Collected data:
^^^^
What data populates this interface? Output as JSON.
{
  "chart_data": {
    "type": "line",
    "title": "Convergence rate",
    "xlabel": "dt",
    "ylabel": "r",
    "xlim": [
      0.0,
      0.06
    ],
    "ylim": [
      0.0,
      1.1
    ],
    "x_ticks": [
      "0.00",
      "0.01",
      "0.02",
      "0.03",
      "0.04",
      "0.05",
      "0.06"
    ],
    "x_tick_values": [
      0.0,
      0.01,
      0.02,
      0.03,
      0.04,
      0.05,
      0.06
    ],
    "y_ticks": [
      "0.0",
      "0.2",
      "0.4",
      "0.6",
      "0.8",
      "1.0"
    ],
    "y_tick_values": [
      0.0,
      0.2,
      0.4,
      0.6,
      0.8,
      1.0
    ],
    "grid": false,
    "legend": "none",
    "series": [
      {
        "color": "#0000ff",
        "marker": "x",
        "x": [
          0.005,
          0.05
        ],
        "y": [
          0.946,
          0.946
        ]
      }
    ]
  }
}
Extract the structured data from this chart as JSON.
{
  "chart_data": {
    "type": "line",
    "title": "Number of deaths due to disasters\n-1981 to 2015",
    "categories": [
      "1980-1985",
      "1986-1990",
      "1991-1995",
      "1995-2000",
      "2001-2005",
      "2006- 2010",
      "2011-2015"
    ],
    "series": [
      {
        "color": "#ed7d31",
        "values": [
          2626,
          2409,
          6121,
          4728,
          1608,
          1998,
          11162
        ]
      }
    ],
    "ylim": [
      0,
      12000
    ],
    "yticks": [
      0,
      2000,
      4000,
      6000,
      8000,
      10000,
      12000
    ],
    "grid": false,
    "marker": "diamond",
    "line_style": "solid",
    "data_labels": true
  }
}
^^^^
» WORK TO DO
In full and verbatim, repeat the records given above.

» THE SOLUTION
What data populates this interface? Output as JSON.
{
  "chart_data": {
    "type": "line",
    "title": "Convergence rate",
    "xlabel": "dt",
    "ylabel": "r",
    "xlim": [
      0.0,
      0.06
    ],
    "ylim": [
      0.0,
      1.1
    ],
    "x_ticks": [
      "0.00",
      "0.01",
      "0.02",
      "0.03",
      "0.04",
      "0.05",
      "0.06"
    ],
    "x_tick_values": [
      0.0,
      0.01,
      0.02,
      0.03,
      0.04,
      0.05,
      0.06
    ],
    "y_ticks": [
      "0.0",
      "0.2",
      "0.4",
      "0.6",
      "0.8",
      "1.0"
    ],
    "y_tick_values": [
      0.0,
      0.2,
      0.4,
      0.6,
      0.8,
      1.0
    ],
    "grid": false,
    "legend": "none",
    "series": [
      {
        "color": "#0000ff",
        "marker": "x",
        "x": [
          0.005,
          0.05
        ],
        "y": [
          0.946,
          0.946
        ]
      }
    ]
  }
}
Extract the structured data from this chart as JSON.
{
  "chart_data": {
    "type": "line",
    "title": "Number of deaths due to disasters\n-1981 to 2015",
    "categories": [
      "1980-1985",
      "1986-1990",
      "1991-1995",
      "1995-2000",
      "2001-2005",
      "2006- 2010",
      "2011-2015"
    ],
    "series": [
      {
        "color": "#ed7d31",
        "values": [
          2626,
          2409,
          6121,
          4728,
          1608,
          1998,
          11162
        ]
      }
    ],
    "ylim": [
      0,
      12000
    ],
    "yticks": [
      0,
      2000,
      4000,
      6000,
      8000,
      10000,
      12000
    ],
    "grid": false,
    "marker": "diamond",
    "line_style": "solid",
    "data_labels": true
  }
}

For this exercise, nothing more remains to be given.